- Entries -
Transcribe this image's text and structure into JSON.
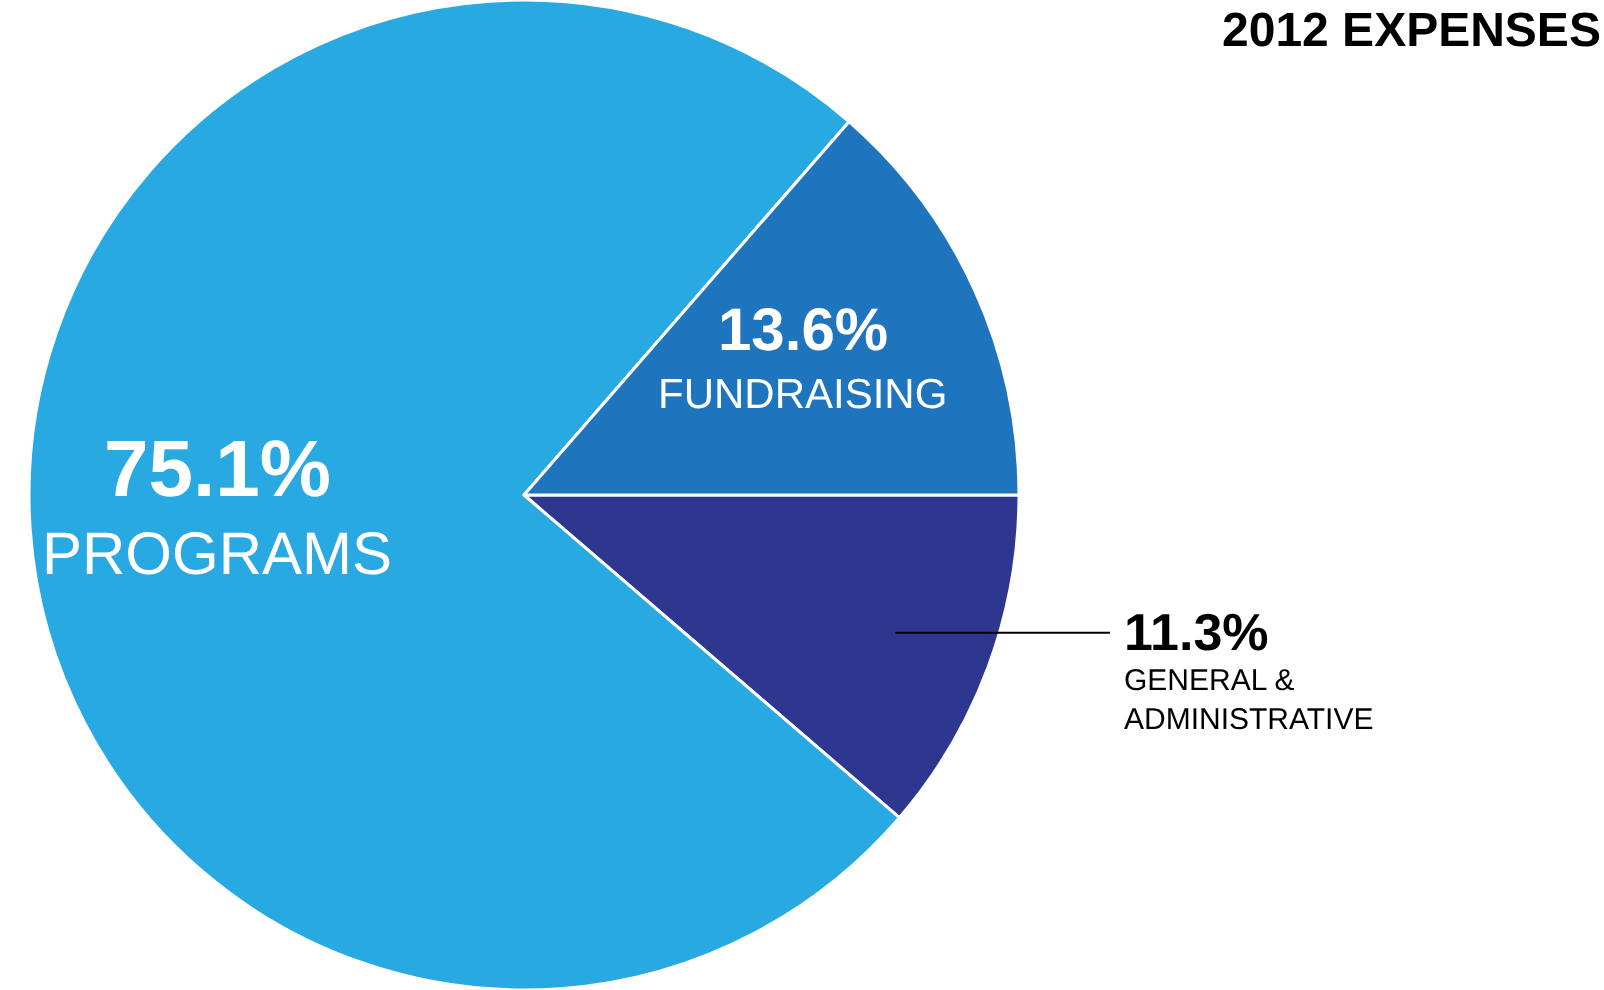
{
  "chart_data": {
    "type": "pie",
    "title": "2012 EXPENSES",
    "categories": [
      "GENERAL & ADMINISTRATIVE",
      "PROGRAMS",
      "FUNDRAISING"
    ],
    "values": [
      11.3,
      75.1,
      13.6
    ],
    "value_labels": [
      "11.3%",
      "75.1%",
      "13.6%"
    ],
    "colors": [
      "#2e3790",
      "#29a9e1",
      "#1f75bd"
    ],
    "legend": false
  }
}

- Description of the task -
Leave the pictures out and reproduce all of the records exactly.

- Response to the exercise -
Transcribe this image's text and structure into JSON.
{
  "chart_data": {
    "type": "pie",
    "title": "2012 EXPENSES",
    "categories": [
      "GENERAL & ADMINISTRATIVE",
      "PROGRAMS",
      "FUNDRAISING"
    ],
    "values": [
      11.3,
      75.1,
      13.6
    ],
    "value_labels": [
      "11.3%",
      "75.1%",
      "13.6%"
    ],
    "colors": [
      "#2e3790",
      "#29a9e1",
      "#1f75bd"
    ],
    "legend": false
  }
}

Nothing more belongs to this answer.